## WORK REQUIRED
Omit any picture, and return the remaining data exactly as written.

-- Begin --

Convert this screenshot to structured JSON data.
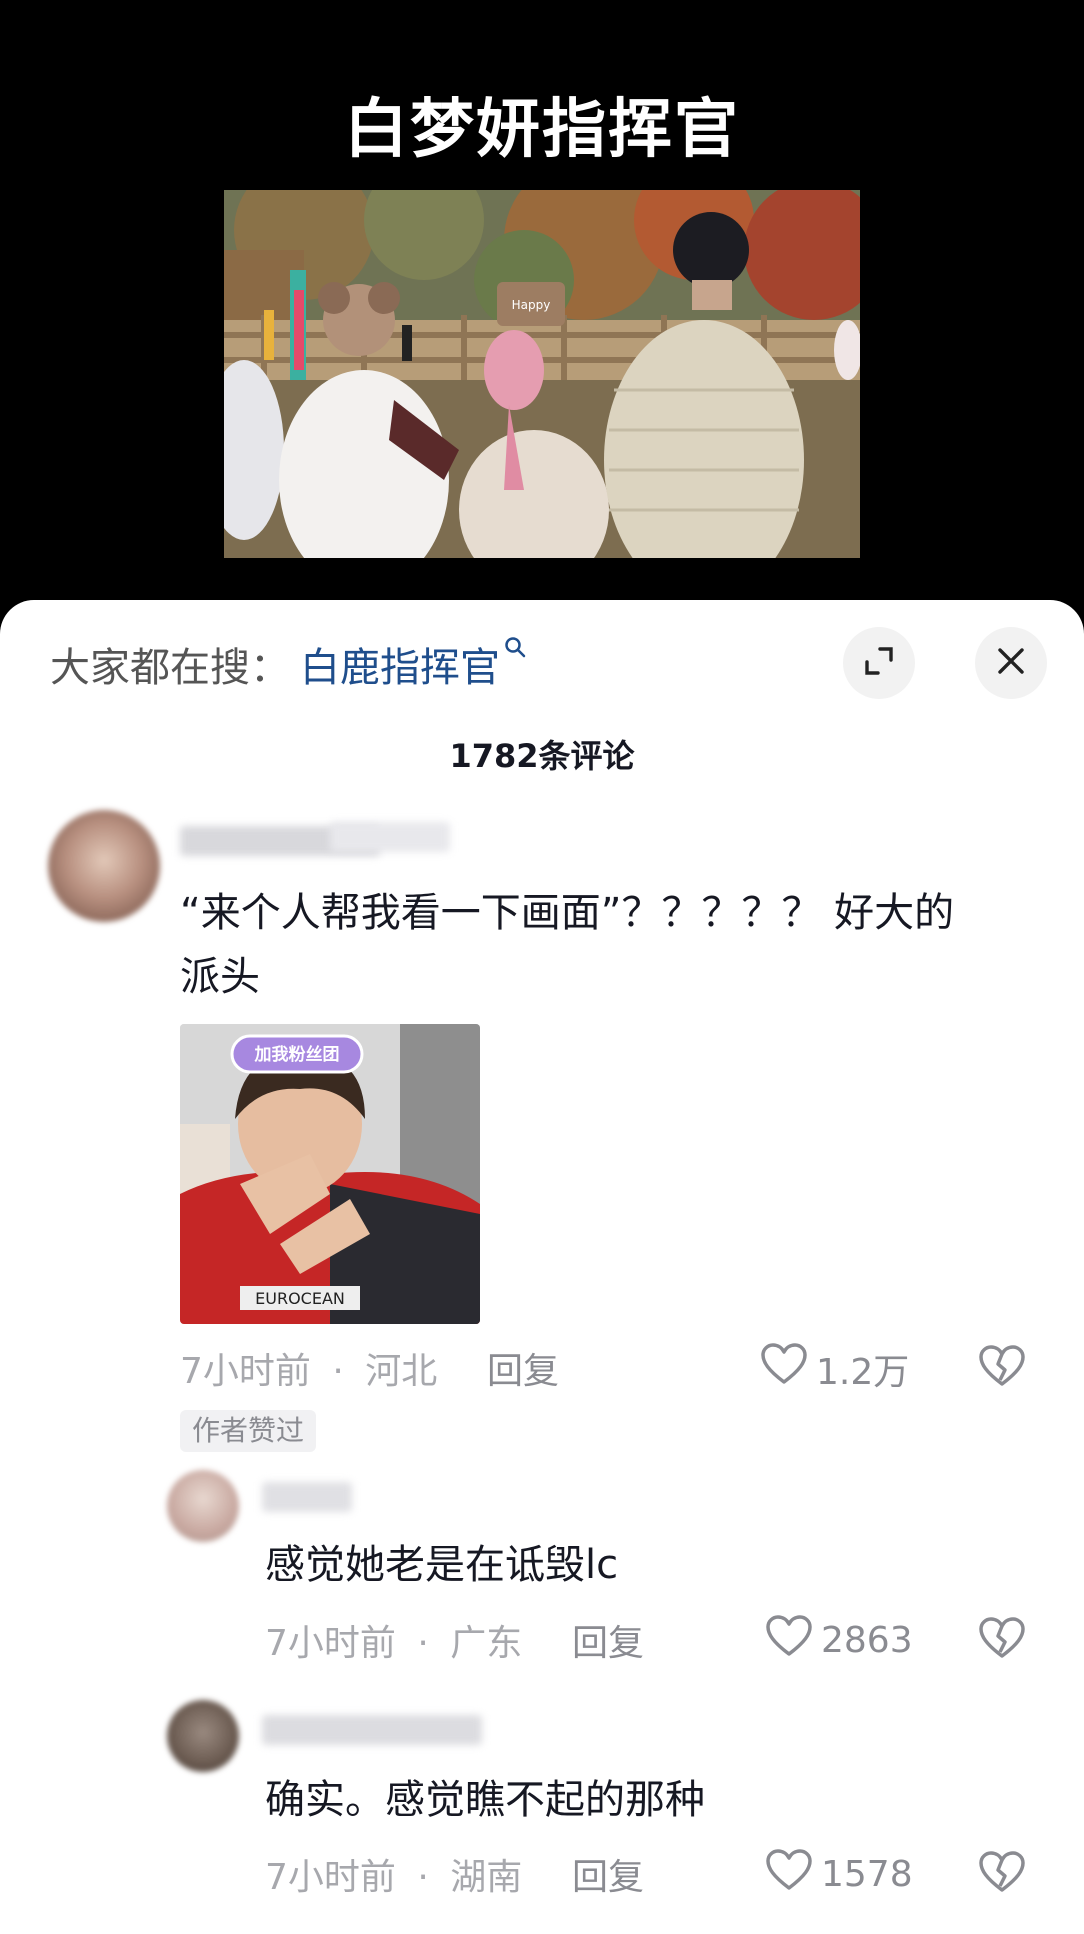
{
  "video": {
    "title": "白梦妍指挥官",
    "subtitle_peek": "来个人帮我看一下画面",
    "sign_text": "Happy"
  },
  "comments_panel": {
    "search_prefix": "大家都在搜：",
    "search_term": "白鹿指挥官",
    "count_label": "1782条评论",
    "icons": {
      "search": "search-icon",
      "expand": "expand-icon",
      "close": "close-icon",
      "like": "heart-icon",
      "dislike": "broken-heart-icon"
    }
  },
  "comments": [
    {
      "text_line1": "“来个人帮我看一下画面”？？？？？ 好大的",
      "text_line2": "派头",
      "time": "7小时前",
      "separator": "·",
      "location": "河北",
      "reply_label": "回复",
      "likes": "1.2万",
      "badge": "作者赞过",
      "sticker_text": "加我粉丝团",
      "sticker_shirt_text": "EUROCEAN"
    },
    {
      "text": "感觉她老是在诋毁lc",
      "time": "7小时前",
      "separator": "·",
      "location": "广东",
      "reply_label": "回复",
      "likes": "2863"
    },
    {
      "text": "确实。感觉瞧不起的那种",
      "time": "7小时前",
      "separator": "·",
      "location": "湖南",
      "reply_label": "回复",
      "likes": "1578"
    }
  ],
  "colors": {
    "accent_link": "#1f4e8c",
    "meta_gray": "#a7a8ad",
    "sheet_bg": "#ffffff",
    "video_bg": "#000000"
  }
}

-- End --

## CORRECT RESPONSE
Convert this screenshot to structured JSON data.
{
  "video": {
    "title": "白梦妍指挥官",
    "subtitle_peek": "来个人帮我看一下画面",
    "sign_text": "Happy"
  },
  "comments_panel": {
    "search_prefix": "大家都在搜：",
    "search_term": "白鹿指挥官",
    "count_label": "1782条评论",
    "icons": {
      "search": "search-icon",
      "expand": "expand-icon",
      "close": "close-icon",
      "like": "heart-icon",
      "dislike": "broken-heart-icon"
    }
  },
  "comments": [
    {
      "text_line1": "“来个人帮我看一下画面”？？？？？ 好大的",
      "text_line2": "派头",
      "time": "7小时前",
      "separator": "·",
      "location": "河北",
      "reply_label": "回复",
      "likes": "1.2万",
      "badge": "作者赞过",
      "sticker_text": "加我粉丝团",
      "sticker_shirt_text": "EUROCEAN"
    },
    {
      "text": "感觉她老是在诋毁lc",
      "time": "7小时前",
      "separator": "·",
      "location": "广东",
      "reply_label": "回复",
      "likes": "2863"
    },
    {
      "text": "确实。感觉瞧不起的那种",
      "time": "7小时前",
      "separator": "·",
      "location": "湖南",
      "reply_label": "回复",
      "likes": "1578"
    }
  ],
  "colors": {
    "accent_link": "#1f4e8c",
    "meta_gray": "#a7a8ad",
    "sheet_bg": "#ffffff",
    "video_bg": "#000000"
  }
}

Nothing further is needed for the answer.